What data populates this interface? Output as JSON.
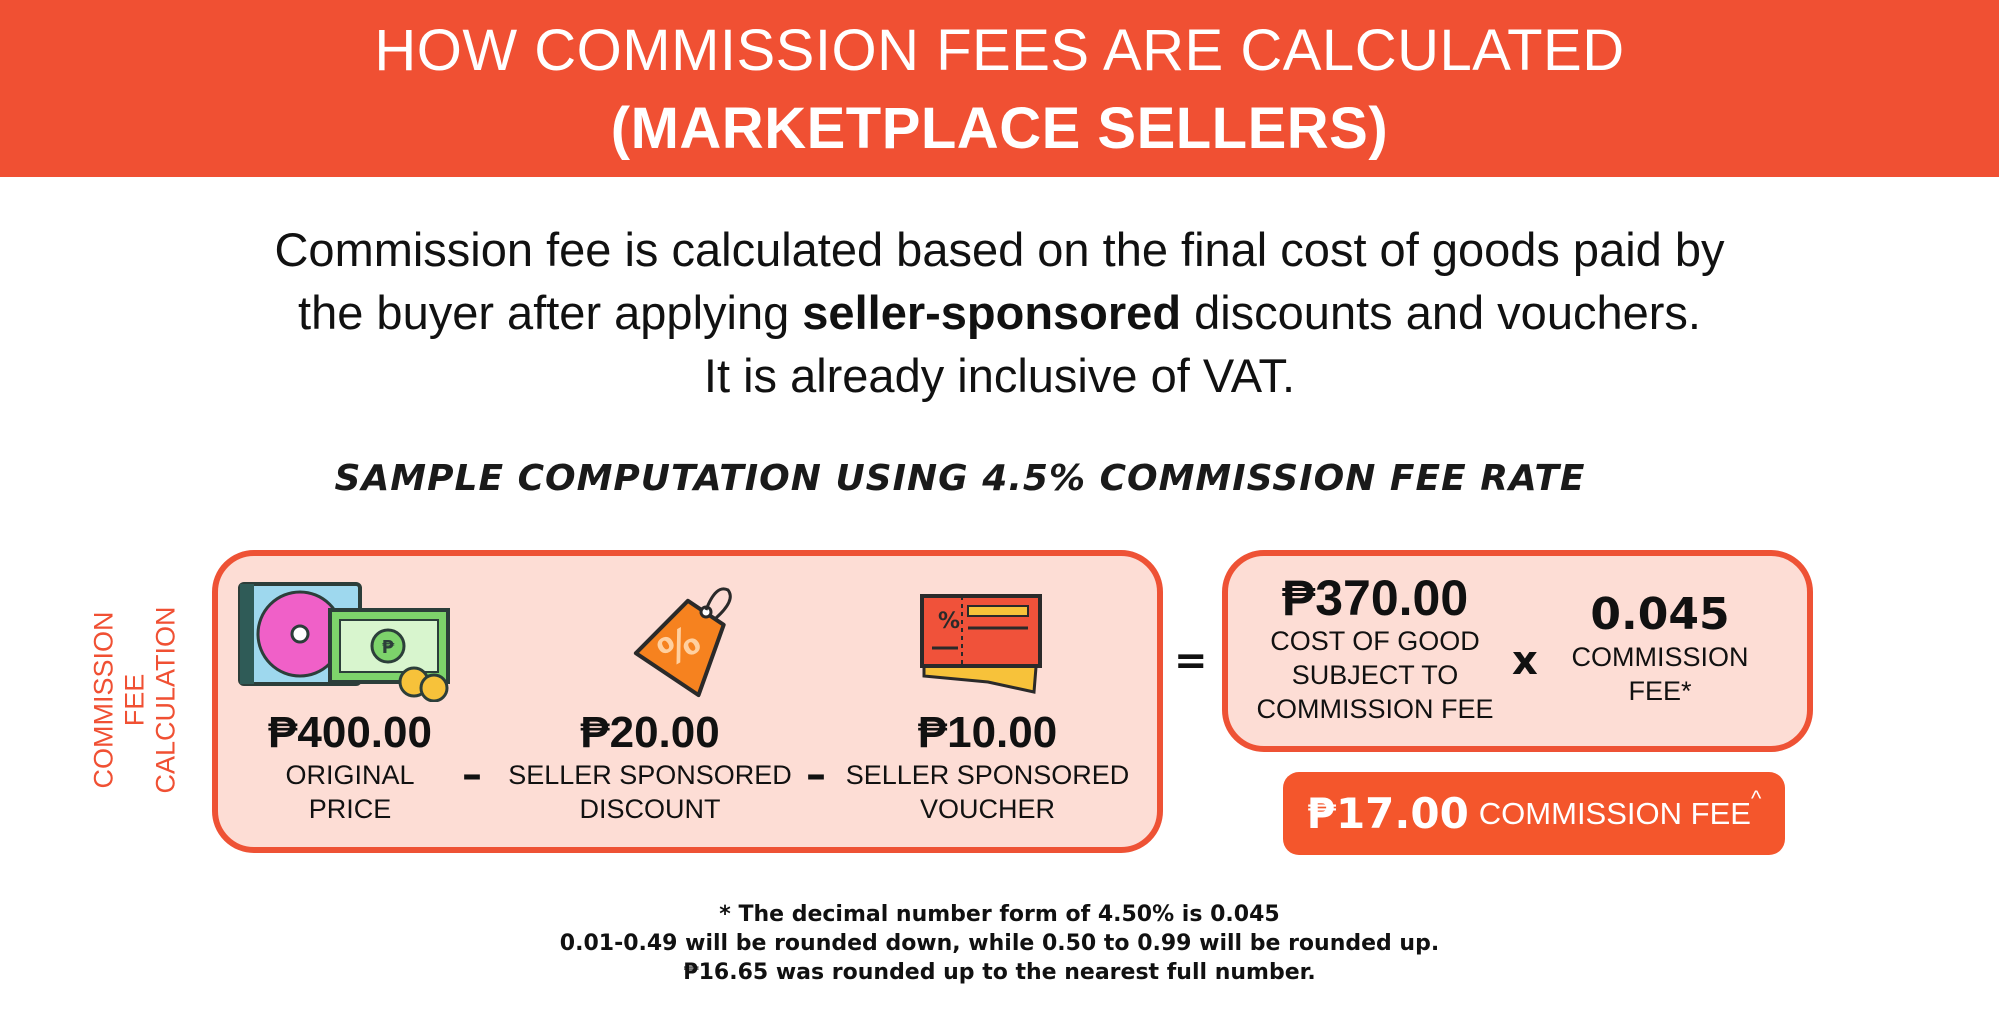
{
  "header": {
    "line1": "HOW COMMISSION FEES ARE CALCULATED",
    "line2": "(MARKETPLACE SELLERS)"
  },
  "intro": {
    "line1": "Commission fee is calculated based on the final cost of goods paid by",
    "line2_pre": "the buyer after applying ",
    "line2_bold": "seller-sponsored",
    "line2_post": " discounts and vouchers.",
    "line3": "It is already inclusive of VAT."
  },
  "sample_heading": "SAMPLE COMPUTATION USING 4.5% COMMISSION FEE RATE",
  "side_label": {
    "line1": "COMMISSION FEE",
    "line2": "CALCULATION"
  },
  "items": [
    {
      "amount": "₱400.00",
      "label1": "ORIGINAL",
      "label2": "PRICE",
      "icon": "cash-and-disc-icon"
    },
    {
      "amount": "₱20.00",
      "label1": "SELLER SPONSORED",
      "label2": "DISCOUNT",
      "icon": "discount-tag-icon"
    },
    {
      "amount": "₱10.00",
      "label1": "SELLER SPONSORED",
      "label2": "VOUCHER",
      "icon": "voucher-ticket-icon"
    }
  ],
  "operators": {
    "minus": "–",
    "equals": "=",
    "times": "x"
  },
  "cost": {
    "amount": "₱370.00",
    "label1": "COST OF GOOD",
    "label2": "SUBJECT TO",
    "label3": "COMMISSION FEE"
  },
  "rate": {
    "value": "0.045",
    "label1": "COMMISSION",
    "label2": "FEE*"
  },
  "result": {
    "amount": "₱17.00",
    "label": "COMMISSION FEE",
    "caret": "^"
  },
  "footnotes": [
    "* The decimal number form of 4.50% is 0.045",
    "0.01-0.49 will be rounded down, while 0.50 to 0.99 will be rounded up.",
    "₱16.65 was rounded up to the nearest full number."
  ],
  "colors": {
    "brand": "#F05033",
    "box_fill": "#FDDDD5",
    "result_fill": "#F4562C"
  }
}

## [Aim]
All records should be output exactly, with the pictures left out.

## [Exercise solution]
What data populates this interface? Output as JSON.
{
  "header": {
    "line1": "HOW COMMISSION FEES ARE CALCULATED",
    "line2": "(MARKETPLACE SELLERS)"
  },
  "intro": {
    "line1": "Commission fee is calculated based on the final cost of goods paid by",
    "line2_pre": "the buyer after applying ",
    "line2_bold": "seller-sponsored",
    "line2_post": " discounts and vouchers.",
    "line3": "It is already inclusive of VAT."
  },
  "sample_heading": "SAMPLE COMPUTATION USING 4.5% COMMISSION FEE RATE",
  "side_label": {
    "line1": "COMMISSION FEE",
    "line2": "CALCULATION"
  },
  "items": [
    {
      "amount": "₱400.00",
      "label1": "ORIGINAL",
      "label2": "PRICE",
      "icon": "cash-and-disc-icon"
    },
    {
      "amount": "₱20.00",
      "label1": "SELLER SPONSORED",
      "label2": "DISCOUNT",
      "icon": "discount-tag-icon"
    },
    {
      "amount": "₱10.00",
      "label1": "SELLER SPONSORED",
      "label2": "VOUCHER",
      "icon": "voucher-ticket-icon"
    }
  ],
  "operators": {
    "minus": "–",
    "equals": "=",
    "times": "x"
  },
  "cost": {
    "amount": "₱370.00",
    "label1": "COST OF GOOD",
    "label2": "SUBJECT TO",
    "label3": "COMMISSION FEE"
  },
  "rate": {
    "value": "0.045",
    "label1": "COMMISSION",
    "label2": "FEE*"
  },
  "result": {
    "amount": "₱17.00",
    "label": "COMMISSION FEE",
    "caret": "^"
  },
  "footnotes": [
    "* The decimal number form of 4.50% is 0.045",
    "0.01-0.49 will be rounded down, while 0.50 to 0.99 will be rounded up.",
    "₱16.65 was rounded up to the nearest full number."
  ],
  "colors": {
    "brand": "#F05033",
    "box_fill": "#FDDDD5",
    "result_fill": "#F4562C"
  }
}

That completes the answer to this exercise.